* _What is asked_
**A.** In the passage on the Dominican order, translate this sentence into Spanish: "The ascetic life of the Sisters is the same as that of the Friars."
**B.** Condense the paragraph that begins "This dualism produced" in the passage on the Dominican order into a short bulleted list that keeps its main facts.
**C.** According to the passage on the Dominican order, where did St. Dominic establish the primitive type of religious in 1205?

* _Passage provided_

* start *

This dualism produced on one side, remarkable apostles and doctors, on the other, stern ascetics and great mystics. At all events the interior troubles of the order grew out of the difficulty of maintaining the nice equilibrium which the first legislators established, and which was preserved to a remarkable degree during the first century of the order's existence. The logic of things and historical circumstances frequently disturbed this equilibrium. The learned and active members tended to exempt themselves from monastic observance, or to moderate its strictness; the ascetic members insisted on the monastic life, and in pursuance of their aim, suppressed at different times the practice of dispensation, sanctioned as it was by the letter and the spirit of the Constitutions. #18
(4) Nature of the Order of the Dominican Sisters. --
We have indicated above the various steps by which the legislation of the Dominican Sisters was brought into conformity with the Constitutions of Humbert of Romans (1259). The primitive type of religious established at Prouille in 1205 by St. Dominic was not affected by successive legislation. The Dominican Sisters are strictly cloistered in their monasteries; they take the three religious vows, recite the canonical Hours im choir and engage in manual labor. The eruditio litterarum inscribed in the Institutions of St. Sixtus disappeared from the Constitutions drawn up by Humbert of Romans. The ascetic life of the Sisters is the same as that of the Friars. Each house is governed by a prioress, elected canonically, and assisted by a sub-prioress, a mistress of novices, and various other officers. The monasteries have the right to hold property in common; they must be provided with an income sufficient for the existence of the community; they are independent and are under the jurisdiction of the provincial prior, the master general, and of the general chapter. A subsequent paragraph will deal with the various phases of the question as to the relation existing between the Sisters and the Order of Preachers. Whilst the Institutions of St. Sixtus provided a group of brothers, priests, and lay servants for the spiritual and temporal administration of the monastery, the Constitutions of Humbert of Romans were silent on these points. (See the legislative texts relating to the Sisters mentioned above.)

* end *

Records from a dataset
* start *

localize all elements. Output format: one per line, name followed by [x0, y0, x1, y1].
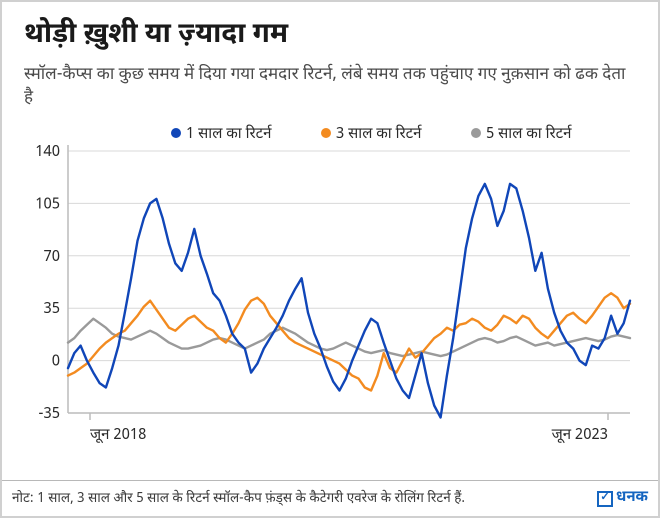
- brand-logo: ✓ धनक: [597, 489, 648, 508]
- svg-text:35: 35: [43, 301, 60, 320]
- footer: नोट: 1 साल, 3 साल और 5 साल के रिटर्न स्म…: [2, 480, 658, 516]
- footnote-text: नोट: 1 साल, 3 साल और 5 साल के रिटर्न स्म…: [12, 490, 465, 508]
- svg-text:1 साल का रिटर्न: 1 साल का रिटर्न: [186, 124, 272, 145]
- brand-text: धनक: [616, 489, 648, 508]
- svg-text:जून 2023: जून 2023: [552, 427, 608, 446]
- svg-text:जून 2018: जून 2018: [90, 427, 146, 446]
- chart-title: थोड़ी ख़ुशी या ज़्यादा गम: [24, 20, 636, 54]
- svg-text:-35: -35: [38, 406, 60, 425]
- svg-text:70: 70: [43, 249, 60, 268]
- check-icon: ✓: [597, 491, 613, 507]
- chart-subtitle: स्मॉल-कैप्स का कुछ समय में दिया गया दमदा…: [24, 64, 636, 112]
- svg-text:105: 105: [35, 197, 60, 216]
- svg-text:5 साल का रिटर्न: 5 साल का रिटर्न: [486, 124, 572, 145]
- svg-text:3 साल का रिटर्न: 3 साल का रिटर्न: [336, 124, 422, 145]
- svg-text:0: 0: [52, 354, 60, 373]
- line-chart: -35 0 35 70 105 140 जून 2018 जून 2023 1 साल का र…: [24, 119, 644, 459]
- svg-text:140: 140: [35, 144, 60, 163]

* end *

* _Complete answers_
**A.** La vida ascética de las Hermanas es la misma que la de los Frailes.

**B.**
- The order's dualism produced apostles and doctors on one side and stern ascetics and great mystics on the other.
- The order's internal troubles came from the difficulty of keeping the balance set by its first legislators. That balance was well preserved during the order's first century.
- The logic of things and historical circumstances often disturbed this balance.
- Learned and active members tended to exempt themselves from monastic observance or to soften its strictness.
- Ascetic members insisted on the monastic life and at times suppressed dispensation, even though the Constitutions sanctioned it in letter and spirit.

**C.** At Prouille.